---------- Input material
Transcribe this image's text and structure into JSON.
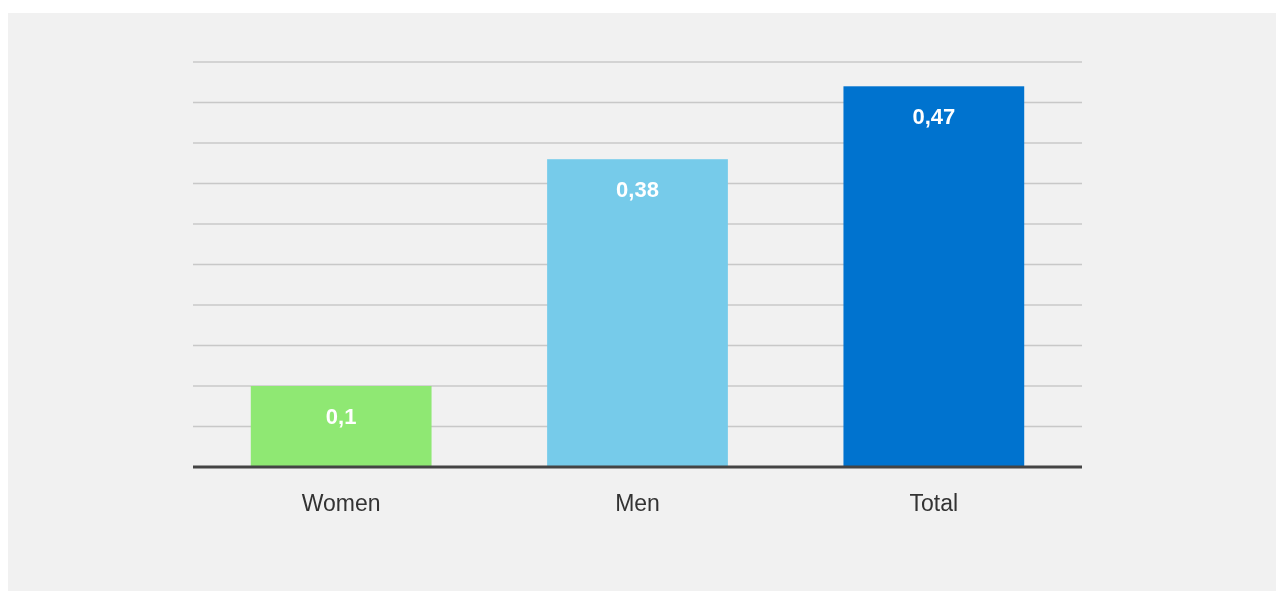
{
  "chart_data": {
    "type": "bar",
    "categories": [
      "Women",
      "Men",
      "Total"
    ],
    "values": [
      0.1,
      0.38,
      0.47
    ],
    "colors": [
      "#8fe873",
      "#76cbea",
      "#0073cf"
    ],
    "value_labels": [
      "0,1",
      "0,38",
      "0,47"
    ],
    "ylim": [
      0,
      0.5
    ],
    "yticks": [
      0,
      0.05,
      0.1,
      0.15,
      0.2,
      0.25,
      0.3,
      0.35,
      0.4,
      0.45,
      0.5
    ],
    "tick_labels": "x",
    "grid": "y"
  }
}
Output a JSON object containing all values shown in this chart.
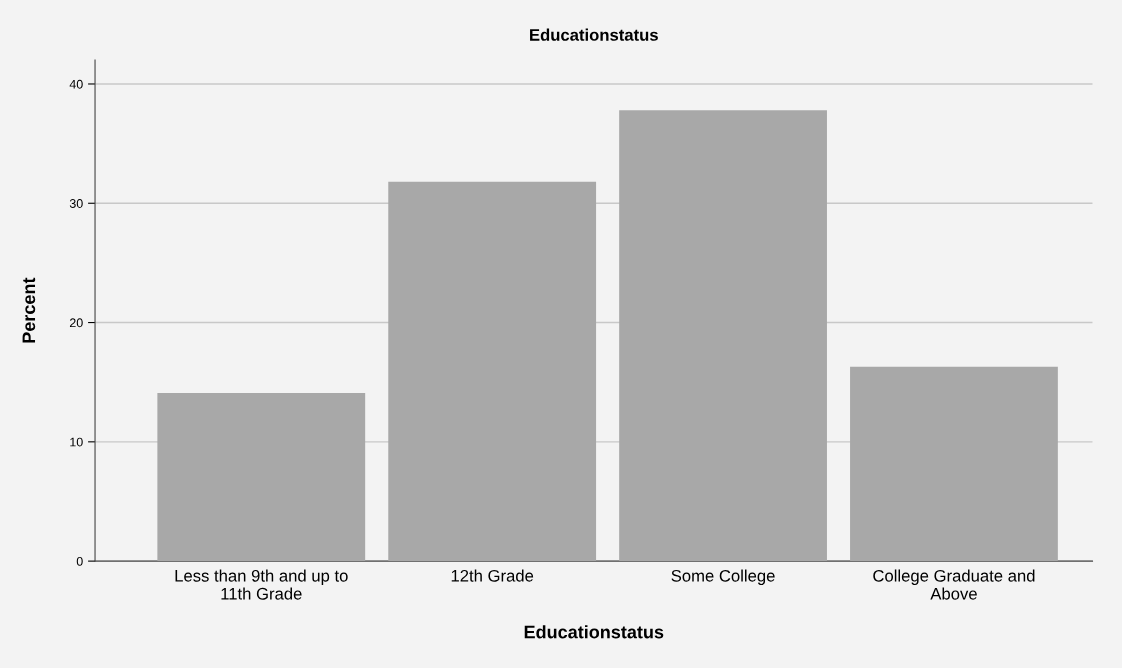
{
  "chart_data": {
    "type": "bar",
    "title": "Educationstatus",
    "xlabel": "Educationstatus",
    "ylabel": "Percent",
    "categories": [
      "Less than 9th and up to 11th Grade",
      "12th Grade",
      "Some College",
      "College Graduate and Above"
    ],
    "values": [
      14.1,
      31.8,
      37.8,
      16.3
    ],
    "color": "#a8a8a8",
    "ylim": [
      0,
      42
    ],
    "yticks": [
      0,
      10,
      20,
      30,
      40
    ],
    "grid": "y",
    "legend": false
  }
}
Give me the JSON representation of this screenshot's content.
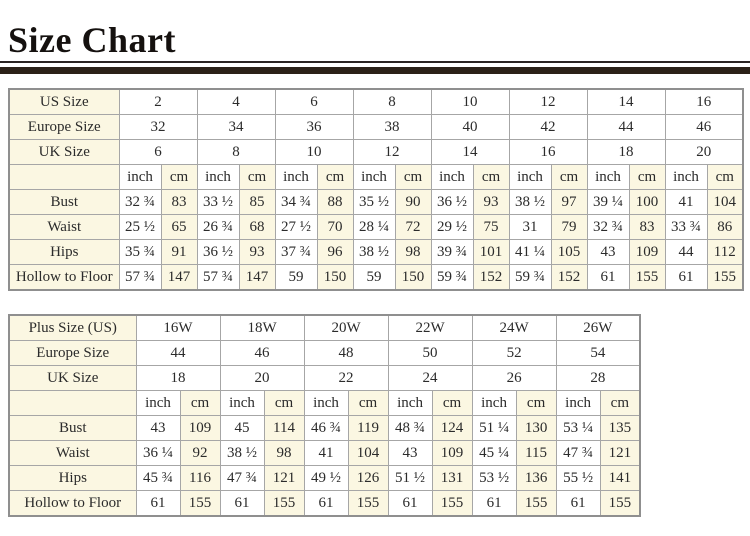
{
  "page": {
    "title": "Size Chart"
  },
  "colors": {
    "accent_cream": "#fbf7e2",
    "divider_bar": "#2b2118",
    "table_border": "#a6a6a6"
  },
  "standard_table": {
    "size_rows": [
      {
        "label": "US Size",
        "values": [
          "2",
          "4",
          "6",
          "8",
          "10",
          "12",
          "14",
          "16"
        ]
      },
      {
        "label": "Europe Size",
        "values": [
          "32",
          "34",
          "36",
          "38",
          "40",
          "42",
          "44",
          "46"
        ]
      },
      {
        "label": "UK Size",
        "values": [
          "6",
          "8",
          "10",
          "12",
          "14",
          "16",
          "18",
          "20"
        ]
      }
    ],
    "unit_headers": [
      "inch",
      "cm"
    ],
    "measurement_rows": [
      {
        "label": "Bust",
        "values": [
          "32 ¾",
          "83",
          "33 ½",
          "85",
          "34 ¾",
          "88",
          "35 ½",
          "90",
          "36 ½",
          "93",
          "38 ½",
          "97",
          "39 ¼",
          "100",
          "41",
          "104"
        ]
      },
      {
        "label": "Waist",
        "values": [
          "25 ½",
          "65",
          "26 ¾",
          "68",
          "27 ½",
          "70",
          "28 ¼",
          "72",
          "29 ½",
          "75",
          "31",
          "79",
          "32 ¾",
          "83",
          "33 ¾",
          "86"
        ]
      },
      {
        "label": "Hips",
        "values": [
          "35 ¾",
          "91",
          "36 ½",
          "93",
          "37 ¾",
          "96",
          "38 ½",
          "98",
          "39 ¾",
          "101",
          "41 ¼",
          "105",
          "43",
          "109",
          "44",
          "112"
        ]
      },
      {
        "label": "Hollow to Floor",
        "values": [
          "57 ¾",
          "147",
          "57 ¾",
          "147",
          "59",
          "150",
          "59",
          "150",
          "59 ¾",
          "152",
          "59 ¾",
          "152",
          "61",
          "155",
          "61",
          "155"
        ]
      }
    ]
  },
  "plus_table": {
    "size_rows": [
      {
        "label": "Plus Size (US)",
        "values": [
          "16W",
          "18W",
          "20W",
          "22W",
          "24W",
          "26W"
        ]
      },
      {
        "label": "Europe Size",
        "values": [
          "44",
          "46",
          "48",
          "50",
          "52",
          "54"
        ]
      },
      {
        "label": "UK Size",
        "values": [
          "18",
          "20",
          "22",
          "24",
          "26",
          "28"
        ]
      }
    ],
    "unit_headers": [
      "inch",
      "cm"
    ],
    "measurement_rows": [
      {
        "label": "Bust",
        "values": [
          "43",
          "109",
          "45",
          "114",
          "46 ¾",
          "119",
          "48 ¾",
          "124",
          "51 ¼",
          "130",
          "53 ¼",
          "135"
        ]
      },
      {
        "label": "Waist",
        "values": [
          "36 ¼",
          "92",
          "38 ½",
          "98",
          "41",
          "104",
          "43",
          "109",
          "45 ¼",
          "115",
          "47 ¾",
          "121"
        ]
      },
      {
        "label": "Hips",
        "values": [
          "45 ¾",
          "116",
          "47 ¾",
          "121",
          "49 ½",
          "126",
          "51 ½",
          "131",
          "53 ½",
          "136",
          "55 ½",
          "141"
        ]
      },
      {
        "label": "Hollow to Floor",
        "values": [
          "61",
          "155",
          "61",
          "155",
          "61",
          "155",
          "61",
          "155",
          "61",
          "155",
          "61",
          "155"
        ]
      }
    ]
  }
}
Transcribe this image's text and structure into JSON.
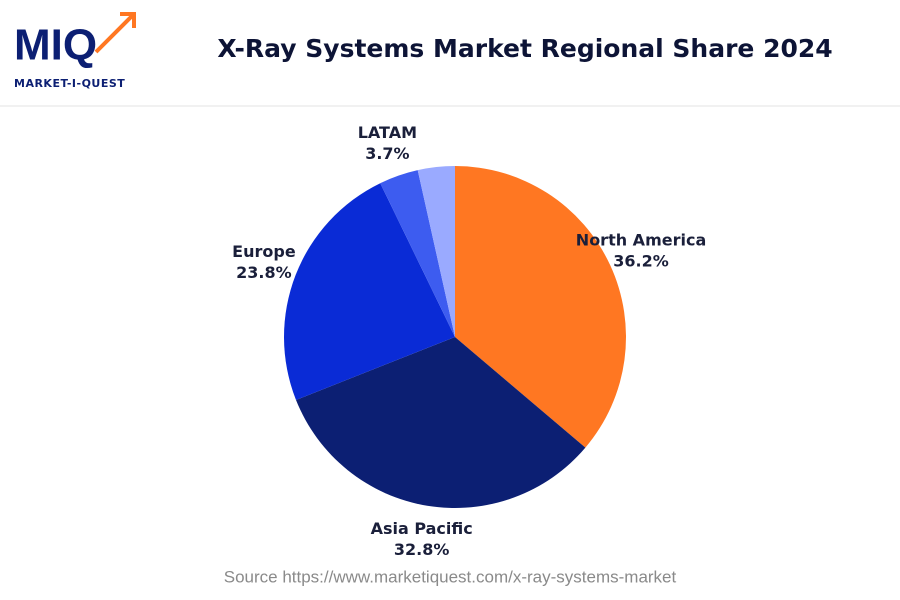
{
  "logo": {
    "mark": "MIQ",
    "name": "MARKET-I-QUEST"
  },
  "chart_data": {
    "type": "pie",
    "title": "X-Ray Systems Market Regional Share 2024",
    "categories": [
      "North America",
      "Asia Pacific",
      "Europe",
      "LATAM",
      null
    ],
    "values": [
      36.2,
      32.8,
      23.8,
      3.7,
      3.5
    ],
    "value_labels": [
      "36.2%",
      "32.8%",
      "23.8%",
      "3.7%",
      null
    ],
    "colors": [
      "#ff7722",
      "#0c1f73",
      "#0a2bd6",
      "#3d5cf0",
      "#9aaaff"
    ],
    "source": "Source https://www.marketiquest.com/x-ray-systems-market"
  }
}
--------------------
*Task description*.
Quote every record above exactly, omitting any pictures they contain.

*Correct answer*.
Transcribe this image's text and structure into JSON.
{
  "chart_data": {
    "type": "bar",
    "categories": [
      "Women",
      "Men",
      "Total"
    ],
    "values": [
      0.1,
      0.38,
      0.47
    ],
    "colors": [
      "#8fe873",
      "#76cbea",
      "#0073cf"
    ],
    "value_labels": [
      "0,1",
      "0,38",
      "0,47"
    ],
    "ylim": [
      0,
      0.5
    ],
    "yticks": [
      0,
      0.05,
      0.1,
      0.15,
      0.2,
      0.25,
      0.3,
      0.35,
      0.4,
      0.45,
      0.5
    ],
    "tick_labels": "x",
    "grid": "y"
  }
}
Output a JSON object containing all values shown in this chart.
{
  "chart_data": {
    "type": "bar",
    "title": "Educationstatus",
    "xlabel": "Educationstatus",
    "ylabel": "Percent",
    "categories": [
      "Less than 9th and up to 11th Grade",
      "12th Grade",
      "Some College",
      "College Graduate and Above"
    ],
    "values": [
      14.1,
      31.8,
      37.8,
      16.3
    ],
    "color": "#a8a8a8",
    "ylim": [
      0,
      42
    ],
    "yticks": [
      0,
      10,
      20,
      30,
      40
    ],
    "grid": "y",
    "legend": false
  }
}
Give me the JSON representation of this screenshot's content.
{
  "page": {
    "title": "Size Chart"
  },
  "colors": {
    "accent_cream": "#fbf7e2",
    "divider_bar": "#2b2118",
    "table_border": "#a6a6a6"
  },
  "standard_table": {
    "size_rows": [
      {
        "label": "US Size",
        "values": [
          "2",
          "4",
          "6",
          "8",
          "10",
          "12",
          "14",
          "16"
        ]
      },
      {
        "label": "Europe Size",
        "values": [
          "32",
          "34",
          "36",
          "38",
          "40",
          "42",
          "44",
          "46"
        ]
      },
      {
        "label": "UK Size",
        "values": [
          "6",
          "8",
          "10",
          "12",
          "14",
          "16",
          "18",
          "20"
        ]
      }
    ],
    "unit_headers": [
      "inch",
      "cm"
    ],
    "measurement_rows": [
      {
        "label": "Bust",
        "values": [
          "32 ¾",
          "83",
          "33 ½",
          "85",
          "34 ¾",
          "88",
          "35 ½",
          "90",
          "36 ½",
          "93",
          "38 ½",
          "97",
          "39 ¼",
          "100",
          "41",
          "104"
        ]
      },
      {
        "label": "Waist",
        "values": [
          "25 ½",
          "65",
          "26 ¾",
          "68",
          "27 ½",
          "70",
          "28 ¼",
          "72",
          "29 ½",
          "75",
          "31",
          "79",
          "32 ¾",
          "83",
          "33 ¾",
          "86"
        ]
      },
      {
        "label": "Hips",
        "values": [
          "35 ¾",
          "91",
          "36 ½",
          "93",
          "37 ¾",
          "96",
          "38 ½",
          "98",
          "39 ¾",
          "101",
          "41 ¼",
          "105",
          "43",
          "109",
          "44",
          "112"
        ]
      },
      {
        "label": "Hollow to Floor",
        "values": [
          "57 ¾",
          "147",
          "57 ¾",
          "147",
          "59",
          "150",
          "59",
          "150",
          "59 ¾",
          "152",
          "59 ¾",
          "152",
          "61",
          "155",
          "61",
          "155"
        ]
      }
    ]
  },
  "plus_table": {
    "size_rows": [
      {
        "label": "Plus Size (US)",
        "values": [
          "16W",
          "18W",
          "20W",
          "22W",
          "24W",
          "26W"
        ]
      },
      {
        "label": "Europe Size",
        "values": [
          "44",
          "46",
          "48",
          "50",
          "52",
          "54"
        ]
      },
      {
        "label": "UK Size",
        "values": [
          "18",
          "20",
          "22",
          "24",
          "26",
          "28"
        ]
      }
    ],
    "unit_headers": [
      "inch",
      "cm"
    ],
    "measurement_rows": [
      {
        "label": "Bust",
        "values": [
          "43",
          "109",
          "45",
          "114",
          "46 ¾",
          "119",
          "48 ¾",
          "124",
          "51 ¼",
          "130",
          "53 ¼",
          "135"
        ]
      },
      {
        "label": "Waist",
        "values": [
          "36 ¼",
          "92",
          "38 ½",
          "98",
          "41",
          "104",
          "43",
          "109",
          "45 ¼",
          "115",
          "47 ¾",
          "121"
        ]
      },
      {
        "label": "Hips",
        "values": [
          "45 ¾",
          "116",
          "47 ¾",
          "121",
          "49 ½",
          "126",
          "51 ½",
          "131",
          "53 ½",
          "136",
          "55 ½",
          "141"
        ]
      },
      {
        "label": "Hollow to Floor",
        "values": [
          "61",
          "155",
          "61",
          "155",
          "61",
          "155",
          "61",
          "155",
          "61",
          "155",
          "61",
          "155"
        ]
      }
    ]
  }
}
Transcribe this image's text and structure into JSON.
{
  "logo": {
    "mark": "MIQ",
    "name": "MARKET-I-QUEST"
  },
  "chart_data": {
    "type": "pie",
    "title": "X-Ray Systems Market Regional Share 2024",
    "categories": [
      "North America",
      "Asia Pacific",
      "Europe",
      "LATAM",
      null
    ],
    "values": [
      36.2,
      32.8,
      23.8,
      3.7,
      3.5
    ],
    "value_labels": [
      "36.2%",
      "32.8%",
      "23.8%",
      "3.7%",
      null
    ],
    "colors": [
      "#ff7722",
      "#0c1f73",
      "#0a2bd6",
      "#3d5cf0",
      "#9aaaff"
    ],
    "source": "Source https://www.marketiquest.com/x-ray-systems-market"
  }
}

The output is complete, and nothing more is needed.